# Exercise objective:
Find every line with the string "JSON" in it, count them, and reply with that count only.

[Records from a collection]
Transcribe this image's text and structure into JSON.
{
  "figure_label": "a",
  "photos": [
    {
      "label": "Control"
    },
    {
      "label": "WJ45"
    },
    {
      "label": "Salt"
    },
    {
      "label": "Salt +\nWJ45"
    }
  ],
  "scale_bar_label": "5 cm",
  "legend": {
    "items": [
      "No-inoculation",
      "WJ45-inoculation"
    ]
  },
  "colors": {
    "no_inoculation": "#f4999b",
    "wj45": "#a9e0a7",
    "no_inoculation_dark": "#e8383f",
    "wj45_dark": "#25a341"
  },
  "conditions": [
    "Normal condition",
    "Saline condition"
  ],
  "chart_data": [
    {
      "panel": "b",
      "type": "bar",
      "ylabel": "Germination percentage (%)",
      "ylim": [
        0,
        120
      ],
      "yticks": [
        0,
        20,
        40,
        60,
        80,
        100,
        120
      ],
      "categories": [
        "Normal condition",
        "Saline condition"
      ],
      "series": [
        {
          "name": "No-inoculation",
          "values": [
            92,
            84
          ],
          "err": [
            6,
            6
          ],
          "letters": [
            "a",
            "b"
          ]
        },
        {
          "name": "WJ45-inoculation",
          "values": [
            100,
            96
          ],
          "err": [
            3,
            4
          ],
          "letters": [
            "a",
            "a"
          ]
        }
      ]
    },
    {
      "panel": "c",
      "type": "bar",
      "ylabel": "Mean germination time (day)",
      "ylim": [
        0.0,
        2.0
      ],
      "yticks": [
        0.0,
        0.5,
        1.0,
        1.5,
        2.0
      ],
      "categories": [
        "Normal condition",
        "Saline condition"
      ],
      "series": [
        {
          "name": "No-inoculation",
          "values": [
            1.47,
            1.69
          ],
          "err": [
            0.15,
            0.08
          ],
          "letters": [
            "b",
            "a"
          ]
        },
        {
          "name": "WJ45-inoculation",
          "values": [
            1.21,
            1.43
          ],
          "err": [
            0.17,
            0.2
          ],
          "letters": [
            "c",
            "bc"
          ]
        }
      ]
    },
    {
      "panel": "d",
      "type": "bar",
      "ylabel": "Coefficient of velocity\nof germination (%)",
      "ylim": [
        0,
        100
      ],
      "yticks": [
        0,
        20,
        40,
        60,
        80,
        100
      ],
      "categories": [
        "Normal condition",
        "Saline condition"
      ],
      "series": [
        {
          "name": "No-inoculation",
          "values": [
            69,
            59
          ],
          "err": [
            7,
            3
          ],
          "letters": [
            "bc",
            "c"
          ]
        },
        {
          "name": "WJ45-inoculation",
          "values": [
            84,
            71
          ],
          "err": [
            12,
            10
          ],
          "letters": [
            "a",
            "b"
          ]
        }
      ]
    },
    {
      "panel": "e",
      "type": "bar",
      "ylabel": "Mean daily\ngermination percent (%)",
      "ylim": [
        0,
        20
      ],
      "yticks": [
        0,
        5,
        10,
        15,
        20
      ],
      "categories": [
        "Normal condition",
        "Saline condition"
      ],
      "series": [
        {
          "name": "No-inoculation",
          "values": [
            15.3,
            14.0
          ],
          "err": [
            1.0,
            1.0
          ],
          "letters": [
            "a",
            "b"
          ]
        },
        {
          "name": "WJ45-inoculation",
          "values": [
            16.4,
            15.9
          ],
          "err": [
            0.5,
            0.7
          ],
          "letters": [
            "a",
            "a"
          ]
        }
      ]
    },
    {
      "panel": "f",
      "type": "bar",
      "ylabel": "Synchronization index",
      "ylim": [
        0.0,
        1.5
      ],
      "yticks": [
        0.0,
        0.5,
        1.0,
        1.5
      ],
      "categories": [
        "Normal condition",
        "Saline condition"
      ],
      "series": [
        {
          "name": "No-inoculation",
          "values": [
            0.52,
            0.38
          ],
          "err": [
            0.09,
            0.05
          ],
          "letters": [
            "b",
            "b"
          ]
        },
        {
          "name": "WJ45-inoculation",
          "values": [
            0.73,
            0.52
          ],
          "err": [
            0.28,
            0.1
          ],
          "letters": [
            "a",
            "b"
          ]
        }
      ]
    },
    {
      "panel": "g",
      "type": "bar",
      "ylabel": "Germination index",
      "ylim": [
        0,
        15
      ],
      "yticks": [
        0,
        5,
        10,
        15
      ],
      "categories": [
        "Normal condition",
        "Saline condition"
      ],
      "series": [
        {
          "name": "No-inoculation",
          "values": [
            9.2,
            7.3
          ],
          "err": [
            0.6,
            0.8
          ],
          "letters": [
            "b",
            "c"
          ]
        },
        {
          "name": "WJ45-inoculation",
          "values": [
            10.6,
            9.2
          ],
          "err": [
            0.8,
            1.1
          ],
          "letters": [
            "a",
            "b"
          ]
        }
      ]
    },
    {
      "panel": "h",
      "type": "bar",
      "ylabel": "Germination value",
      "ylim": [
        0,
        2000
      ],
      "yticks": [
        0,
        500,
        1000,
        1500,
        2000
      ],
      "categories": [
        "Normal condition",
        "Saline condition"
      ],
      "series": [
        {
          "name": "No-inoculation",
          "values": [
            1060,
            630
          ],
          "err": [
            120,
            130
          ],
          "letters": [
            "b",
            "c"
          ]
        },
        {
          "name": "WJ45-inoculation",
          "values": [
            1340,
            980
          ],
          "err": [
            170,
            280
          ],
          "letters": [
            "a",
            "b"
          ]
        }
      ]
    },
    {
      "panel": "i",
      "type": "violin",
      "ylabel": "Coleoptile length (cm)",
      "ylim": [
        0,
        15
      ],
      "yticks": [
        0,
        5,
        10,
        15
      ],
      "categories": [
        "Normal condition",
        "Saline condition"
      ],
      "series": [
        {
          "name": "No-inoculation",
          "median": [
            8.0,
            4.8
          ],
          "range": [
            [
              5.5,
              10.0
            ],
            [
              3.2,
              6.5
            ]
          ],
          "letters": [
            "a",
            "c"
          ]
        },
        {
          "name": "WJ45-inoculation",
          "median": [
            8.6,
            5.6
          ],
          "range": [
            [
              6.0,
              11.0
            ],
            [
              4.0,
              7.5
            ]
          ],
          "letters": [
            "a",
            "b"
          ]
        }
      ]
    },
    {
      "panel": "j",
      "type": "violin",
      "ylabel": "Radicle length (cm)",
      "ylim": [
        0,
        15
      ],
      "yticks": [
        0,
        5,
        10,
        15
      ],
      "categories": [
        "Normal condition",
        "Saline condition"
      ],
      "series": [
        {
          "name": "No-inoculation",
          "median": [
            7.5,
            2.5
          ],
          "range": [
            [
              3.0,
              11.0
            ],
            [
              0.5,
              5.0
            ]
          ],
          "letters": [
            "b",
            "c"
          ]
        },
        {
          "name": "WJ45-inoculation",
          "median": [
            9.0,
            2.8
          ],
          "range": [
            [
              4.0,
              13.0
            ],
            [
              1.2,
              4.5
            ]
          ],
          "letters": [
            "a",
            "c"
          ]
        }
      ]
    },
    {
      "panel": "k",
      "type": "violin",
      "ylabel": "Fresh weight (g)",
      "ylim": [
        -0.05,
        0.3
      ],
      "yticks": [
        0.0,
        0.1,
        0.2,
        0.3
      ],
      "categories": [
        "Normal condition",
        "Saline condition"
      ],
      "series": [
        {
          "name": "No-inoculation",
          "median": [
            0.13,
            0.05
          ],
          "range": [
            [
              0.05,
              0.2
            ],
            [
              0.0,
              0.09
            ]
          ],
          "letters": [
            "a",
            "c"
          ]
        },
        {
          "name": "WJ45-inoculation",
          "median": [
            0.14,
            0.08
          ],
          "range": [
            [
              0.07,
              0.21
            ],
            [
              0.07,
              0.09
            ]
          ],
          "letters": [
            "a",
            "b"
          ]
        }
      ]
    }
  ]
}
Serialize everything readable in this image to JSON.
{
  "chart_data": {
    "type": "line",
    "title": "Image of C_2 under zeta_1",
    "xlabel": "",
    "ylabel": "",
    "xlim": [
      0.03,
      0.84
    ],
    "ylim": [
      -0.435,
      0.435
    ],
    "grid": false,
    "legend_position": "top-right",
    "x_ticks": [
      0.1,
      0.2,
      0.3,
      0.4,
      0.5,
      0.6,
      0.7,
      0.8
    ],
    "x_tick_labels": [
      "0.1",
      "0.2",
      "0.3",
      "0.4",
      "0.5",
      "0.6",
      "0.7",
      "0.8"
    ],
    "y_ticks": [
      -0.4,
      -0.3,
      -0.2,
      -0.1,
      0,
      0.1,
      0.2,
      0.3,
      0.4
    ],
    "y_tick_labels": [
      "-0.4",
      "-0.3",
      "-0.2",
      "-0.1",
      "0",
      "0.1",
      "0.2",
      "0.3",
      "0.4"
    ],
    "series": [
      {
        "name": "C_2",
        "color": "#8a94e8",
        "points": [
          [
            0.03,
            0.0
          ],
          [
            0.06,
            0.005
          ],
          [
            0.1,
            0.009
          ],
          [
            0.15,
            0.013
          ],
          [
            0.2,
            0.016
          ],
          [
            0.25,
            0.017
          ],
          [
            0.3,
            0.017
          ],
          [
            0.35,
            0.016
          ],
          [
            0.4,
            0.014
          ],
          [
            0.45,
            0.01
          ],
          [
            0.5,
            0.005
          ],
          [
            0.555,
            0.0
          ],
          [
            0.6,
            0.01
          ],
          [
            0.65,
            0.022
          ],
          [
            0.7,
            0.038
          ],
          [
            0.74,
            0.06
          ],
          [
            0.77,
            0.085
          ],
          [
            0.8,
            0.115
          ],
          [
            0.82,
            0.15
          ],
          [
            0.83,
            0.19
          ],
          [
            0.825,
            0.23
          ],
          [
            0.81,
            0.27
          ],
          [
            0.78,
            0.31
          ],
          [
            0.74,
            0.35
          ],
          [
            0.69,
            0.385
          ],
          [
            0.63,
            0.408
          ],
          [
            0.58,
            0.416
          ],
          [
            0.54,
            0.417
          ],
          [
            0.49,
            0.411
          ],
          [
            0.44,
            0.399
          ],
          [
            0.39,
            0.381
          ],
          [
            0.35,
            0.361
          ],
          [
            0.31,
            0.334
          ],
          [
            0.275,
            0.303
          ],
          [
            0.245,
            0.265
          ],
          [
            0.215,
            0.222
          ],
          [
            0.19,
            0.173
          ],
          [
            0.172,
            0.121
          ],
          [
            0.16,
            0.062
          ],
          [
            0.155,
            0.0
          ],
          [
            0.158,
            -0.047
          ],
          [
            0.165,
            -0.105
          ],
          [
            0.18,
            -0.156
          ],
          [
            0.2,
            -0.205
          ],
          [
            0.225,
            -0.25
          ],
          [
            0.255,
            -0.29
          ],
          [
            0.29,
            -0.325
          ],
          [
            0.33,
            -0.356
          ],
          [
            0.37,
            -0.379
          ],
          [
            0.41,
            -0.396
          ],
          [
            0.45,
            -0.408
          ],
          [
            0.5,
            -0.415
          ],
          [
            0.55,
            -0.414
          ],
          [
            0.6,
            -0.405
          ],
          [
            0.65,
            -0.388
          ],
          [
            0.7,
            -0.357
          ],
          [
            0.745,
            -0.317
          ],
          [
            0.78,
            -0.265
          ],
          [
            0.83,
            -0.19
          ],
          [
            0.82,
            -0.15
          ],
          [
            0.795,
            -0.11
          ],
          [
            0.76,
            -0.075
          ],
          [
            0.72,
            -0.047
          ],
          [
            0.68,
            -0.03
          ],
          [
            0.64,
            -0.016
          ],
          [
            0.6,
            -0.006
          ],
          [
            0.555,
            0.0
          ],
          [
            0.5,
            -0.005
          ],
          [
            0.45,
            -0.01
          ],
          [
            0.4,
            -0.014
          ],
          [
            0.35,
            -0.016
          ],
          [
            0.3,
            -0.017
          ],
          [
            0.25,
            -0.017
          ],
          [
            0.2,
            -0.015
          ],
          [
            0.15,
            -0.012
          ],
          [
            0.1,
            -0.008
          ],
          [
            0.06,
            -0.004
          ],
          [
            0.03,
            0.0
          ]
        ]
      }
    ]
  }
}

# Complete response:
2